MATERIAL TO PROCESS ▸
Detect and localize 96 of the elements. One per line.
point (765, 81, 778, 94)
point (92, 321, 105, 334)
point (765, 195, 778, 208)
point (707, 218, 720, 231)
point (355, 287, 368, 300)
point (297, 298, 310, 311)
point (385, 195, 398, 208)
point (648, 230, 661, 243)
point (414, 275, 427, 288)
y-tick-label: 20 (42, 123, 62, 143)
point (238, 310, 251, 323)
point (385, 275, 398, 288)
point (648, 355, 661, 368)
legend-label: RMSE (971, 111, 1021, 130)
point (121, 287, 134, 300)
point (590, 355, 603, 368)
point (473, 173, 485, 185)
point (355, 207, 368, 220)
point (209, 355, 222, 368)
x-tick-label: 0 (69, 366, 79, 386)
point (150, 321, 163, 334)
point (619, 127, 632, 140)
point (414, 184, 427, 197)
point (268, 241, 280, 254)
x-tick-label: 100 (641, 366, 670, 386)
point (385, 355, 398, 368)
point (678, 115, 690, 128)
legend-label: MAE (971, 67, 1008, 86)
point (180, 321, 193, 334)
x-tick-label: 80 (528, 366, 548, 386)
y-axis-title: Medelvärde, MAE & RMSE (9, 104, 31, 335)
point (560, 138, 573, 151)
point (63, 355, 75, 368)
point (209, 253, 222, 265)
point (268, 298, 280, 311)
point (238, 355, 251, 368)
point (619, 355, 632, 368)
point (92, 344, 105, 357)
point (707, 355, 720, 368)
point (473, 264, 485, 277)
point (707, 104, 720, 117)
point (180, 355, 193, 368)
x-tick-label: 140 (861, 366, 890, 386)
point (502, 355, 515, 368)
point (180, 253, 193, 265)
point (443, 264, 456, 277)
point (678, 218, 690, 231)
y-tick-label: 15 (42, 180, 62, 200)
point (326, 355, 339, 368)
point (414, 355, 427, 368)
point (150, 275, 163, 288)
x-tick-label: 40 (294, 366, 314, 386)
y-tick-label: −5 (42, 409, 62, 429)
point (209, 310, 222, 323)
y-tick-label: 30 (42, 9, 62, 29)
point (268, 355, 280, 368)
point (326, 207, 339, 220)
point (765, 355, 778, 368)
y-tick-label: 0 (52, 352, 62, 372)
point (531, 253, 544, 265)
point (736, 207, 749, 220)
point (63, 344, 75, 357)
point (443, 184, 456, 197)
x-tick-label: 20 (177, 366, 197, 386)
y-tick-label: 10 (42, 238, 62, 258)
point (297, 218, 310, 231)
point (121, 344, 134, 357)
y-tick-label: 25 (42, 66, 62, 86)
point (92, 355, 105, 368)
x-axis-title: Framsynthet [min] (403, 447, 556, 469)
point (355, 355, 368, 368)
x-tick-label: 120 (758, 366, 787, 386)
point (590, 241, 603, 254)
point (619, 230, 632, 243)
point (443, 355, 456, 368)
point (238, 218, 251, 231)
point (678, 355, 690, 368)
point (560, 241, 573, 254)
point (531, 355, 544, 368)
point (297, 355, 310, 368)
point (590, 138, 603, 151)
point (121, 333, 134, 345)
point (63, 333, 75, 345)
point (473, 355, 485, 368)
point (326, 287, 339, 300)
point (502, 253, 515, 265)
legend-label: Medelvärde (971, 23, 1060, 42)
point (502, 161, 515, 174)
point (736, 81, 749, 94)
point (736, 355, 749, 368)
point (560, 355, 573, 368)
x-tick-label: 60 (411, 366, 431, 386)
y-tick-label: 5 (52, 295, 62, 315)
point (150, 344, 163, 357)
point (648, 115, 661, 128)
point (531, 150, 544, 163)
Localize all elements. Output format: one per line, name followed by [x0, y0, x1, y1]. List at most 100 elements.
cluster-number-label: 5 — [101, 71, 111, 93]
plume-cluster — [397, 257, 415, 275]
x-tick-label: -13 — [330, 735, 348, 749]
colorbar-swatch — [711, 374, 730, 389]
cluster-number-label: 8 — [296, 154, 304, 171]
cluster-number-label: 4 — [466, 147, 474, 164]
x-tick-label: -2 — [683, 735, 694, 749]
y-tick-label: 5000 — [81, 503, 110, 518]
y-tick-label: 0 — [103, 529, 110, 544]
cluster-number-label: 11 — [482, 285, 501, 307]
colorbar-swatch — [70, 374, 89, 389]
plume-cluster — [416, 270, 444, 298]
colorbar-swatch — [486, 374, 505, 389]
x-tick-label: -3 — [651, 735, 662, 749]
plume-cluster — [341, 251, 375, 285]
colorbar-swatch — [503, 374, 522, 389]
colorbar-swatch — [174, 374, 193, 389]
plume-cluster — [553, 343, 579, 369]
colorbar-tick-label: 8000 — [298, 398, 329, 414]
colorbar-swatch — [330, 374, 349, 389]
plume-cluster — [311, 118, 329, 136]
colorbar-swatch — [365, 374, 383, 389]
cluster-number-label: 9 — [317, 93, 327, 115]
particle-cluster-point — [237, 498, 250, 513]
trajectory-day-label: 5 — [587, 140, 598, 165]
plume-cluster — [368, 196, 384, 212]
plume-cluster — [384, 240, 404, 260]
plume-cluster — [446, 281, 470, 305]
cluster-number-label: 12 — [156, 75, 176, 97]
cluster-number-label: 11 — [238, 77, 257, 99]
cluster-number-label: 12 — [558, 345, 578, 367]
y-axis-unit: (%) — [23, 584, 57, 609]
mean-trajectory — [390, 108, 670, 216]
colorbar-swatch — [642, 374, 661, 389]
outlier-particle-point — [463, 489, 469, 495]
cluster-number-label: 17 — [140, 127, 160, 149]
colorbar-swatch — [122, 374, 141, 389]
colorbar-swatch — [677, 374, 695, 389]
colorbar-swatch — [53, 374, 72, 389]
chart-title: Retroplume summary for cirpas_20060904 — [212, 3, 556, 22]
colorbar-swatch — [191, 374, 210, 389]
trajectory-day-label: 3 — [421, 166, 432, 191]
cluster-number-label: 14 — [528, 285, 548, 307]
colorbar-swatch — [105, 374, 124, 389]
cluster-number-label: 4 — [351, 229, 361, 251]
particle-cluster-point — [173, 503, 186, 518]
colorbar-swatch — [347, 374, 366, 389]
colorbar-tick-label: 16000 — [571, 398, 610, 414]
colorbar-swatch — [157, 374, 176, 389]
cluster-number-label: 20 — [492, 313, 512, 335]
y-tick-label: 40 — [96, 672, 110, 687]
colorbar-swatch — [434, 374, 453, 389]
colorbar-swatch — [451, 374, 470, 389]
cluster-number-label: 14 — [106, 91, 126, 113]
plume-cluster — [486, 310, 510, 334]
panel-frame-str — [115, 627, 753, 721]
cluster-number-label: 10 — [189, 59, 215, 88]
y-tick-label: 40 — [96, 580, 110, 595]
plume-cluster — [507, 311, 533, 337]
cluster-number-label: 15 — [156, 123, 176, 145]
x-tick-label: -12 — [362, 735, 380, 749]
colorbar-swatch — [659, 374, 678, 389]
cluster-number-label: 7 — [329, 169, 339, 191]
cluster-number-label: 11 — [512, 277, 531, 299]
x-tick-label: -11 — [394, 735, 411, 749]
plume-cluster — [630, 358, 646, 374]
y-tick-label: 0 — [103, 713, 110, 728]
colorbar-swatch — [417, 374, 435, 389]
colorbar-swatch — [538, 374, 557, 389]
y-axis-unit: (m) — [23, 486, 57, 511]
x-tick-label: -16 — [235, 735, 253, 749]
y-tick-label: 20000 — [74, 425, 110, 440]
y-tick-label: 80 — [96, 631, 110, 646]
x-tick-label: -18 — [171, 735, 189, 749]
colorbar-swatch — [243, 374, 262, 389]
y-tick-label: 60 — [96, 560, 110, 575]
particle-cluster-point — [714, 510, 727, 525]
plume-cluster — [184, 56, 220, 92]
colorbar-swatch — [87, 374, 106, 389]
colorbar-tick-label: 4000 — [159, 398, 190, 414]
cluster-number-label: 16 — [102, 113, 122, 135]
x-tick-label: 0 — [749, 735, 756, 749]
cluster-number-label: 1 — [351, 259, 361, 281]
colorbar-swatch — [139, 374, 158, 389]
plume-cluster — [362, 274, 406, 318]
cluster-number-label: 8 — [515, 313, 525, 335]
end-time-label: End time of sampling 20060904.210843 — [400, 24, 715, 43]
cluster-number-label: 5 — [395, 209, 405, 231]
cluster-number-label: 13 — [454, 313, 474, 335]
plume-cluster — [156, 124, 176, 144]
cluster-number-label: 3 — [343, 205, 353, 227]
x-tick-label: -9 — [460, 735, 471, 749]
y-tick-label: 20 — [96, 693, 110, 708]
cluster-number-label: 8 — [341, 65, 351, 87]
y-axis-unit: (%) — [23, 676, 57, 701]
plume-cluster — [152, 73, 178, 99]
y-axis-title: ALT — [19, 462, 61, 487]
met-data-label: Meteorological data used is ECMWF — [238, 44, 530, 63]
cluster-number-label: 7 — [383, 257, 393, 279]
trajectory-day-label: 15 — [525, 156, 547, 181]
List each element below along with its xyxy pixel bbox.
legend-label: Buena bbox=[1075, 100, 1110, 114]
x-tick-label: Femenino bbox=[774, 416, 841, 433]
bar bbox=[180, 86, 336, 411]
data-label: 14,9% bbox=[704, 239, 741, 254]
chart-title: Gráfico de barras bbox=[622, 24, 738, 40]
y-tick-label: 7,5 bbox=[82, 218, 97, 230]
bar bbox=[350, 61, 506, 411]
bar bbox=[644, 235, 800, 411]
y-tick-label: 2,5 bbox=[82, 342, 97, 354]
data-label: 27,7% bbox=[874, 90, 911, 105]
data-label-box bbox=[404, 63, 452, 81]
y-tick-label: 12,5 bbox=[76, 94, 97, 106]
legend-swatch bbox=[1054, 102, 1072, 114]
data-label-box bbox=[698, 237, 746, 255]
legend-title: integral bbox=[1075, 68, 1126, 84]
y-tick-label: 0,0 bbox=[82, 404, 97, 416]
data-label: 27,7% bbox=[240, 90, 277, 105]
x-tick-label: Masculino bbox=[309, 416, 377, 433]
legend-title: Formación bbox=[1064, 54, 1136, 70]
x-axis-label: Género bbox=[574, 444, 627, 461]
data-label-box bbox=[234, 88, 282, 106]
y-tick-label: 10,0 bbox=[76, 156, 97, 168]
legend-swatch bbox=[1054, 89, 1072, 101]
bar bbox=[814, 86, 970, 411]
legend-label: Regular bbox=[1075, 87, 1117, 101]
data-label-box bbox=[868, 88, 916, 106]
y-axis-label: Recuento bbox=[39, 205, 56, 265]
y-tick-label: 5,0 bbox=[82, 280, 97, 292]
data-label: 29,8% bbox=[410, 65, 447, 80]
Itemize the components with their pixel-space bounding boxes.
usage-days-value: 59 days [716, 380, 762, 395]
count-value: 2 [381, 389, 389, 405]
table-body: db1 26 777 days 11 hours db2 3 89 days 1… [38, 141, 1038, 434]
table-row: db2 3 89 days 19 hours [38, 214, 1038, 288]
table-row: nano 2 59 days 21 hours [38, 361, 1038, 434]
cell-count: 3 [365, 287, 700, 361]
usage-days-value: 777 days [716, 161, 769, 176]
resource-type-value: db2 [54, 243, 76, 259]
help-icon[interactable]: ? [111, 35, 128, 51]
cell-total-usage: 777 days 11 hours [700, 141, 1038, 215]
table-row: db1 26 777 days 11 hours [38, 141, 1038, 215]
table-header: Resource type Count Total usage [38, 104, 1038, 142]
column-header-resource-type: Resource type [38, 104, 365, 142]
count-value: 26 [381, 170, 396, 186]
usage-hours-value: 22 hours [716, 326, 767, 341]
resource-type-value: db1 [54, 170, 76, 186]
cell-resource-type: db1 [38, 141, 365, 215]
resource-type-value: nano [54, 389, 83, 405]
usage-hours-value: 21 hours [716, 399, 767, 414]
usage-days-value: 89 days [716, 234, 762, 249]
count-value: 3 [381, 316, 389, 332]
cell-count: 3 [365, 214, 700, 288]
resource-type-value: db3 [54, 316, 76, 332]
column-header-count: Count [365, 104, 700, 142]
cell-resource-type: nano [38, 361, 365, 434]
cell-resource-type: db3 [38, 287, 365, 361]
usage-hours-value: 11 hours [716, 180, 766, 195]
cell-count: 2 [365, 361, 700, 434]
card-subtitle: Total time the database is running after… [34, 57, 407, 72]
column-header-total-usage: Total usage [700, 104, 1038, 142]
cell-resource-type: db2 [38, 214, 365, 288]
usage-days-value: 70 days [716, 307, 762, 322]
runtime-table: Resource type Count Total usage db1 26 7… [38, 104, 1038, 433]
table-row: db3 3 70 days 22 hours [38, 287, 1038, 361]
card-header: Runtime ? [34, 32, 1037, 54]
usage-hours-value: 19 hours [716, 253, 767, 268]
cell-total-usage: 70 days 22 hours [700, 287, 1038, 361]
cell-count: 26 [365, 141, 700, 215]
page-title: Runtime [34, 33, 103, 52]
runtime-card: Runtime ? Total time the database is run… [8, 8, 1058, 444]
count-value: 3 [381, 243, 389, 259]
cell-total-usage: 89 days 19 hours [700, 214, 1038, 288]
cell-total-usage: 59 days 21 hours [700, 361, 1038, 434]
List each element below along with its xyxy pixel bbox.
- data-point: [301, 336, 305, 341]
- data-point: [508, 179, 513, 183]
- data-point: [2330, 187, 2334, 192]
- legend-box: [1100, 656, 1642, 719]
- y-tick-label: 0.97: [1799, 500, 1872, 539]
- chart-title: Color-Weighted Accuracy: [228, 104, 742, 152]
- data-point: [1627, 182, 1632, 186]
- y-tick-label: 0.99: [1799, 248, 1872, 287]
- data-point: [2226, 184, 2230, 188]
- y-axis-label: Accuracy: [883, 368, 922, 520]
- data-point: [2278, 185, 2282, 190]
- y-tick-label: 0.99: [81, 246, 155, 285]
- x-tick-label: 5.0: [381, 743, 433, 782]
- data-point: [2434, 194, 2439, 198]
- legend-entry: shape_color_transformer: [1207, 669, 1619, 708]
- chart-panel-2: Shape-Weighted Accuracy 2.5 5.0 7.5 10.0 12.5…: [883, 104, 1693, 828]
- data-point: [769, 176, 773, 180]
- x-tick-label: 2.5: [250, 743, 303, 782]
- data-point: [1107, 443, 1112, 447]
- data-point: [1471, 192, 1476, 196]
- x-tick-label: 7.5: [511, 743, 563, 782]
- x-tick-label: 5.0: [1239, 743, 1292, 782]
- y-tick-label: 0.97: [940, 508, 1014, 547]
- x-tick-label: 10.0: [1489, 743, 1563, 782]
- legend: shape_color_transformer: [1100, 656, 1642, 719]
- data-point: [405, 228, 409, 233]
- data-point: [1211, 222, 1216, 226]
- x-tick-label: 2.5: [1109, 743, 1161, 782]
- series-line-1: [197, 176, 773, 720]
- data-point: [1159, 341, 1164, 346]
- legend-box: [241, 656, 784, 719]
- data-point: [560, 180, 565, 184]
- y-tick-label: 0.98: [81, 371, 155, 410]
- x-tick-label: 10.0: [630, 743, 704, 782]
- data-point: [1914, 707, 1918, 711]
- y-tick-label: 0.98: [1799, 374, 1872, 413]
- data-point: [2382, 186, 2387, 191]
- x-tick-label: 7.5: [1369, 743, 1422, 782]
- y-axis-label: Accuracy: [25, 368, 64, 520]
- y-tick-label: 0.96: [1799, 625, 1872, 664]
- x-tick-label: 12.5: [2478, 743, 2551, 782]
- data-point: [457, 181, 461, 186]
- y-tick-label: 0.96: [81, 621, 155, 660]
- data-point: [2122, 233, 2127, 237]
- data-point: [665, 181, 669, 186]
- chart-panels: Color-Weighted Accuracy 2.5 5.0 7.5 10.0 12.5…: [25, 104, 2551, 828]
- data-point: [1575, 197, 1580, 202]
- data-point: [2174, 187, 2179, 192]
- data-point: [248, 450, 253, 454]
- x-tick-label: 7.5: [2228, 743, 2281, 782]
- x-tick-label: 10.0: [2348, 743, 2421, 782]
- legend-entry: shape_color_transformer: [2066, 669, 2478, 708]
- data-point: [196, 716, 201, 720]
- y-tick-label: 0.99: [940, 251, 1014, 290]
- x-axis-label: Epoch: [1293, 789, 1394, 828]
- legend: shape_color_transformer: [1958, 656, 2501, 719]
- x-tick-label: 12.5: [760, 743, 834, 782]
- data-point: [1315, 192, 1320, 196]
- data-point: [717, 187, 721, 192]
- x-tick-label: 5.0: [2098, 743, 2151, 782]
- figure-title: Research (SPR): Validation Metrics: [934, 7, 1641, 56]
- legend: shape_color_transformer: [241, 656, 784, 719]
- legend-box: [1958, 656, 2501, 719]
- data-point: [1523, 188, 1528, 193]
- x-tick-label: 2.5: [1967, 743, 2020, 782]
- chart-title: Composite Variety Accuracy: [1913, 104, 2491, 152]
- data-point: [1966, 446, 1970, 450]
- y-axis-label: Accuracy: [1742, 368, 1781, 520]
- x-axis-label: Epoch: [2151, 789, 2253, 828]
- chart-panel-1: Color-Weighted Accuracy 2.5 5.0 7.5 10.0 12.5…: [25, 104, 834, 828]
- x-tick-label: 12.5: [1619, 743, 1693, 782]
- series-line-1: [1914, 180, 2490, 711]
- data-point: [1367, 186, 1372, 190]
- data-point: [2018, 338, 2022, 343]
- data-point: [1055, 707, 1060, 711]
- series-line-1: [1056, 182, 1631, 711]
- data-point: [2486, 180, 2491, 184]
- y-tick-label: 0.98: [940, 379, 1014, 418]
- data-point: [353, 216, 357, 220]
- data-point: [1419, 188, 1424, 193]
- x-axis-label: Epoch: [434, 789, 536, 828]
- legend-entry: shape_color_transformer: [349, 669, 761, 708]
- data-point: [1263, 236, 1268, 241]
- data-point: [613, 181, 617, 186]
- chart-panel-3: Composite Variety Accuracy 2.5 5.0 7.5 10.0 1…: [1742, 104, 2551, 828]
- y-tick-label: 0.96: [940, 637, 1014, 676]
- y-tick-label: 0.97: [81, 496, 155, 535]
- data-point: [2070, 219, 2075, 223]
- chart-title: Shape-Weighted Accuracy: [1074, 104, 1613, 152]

TASK OBJECTIVE ▸ Copy the material word for word, from its first line through the line containing "point (385, 275, 398, 288)", and stop there.

TASK OUTPUT ▸
Detect and localize 96 of the elements. One per line.
point (765, 81, 778, 94)
point (92, 321, 105, 334)
point (765, 195, 778, 208)
point (707, 218, 720, 231)
point (355, 287, 368, 300)
point (297, 298, 310, 311)
point (385, 195, 398, 208)
point (648, 230, 661, 243)
point (414, 275, 427, 288)
y-tick-label: 20 (42, 123, 62, 143)
point (238, 310, 251, 323)
point (385, 275, 398, 288)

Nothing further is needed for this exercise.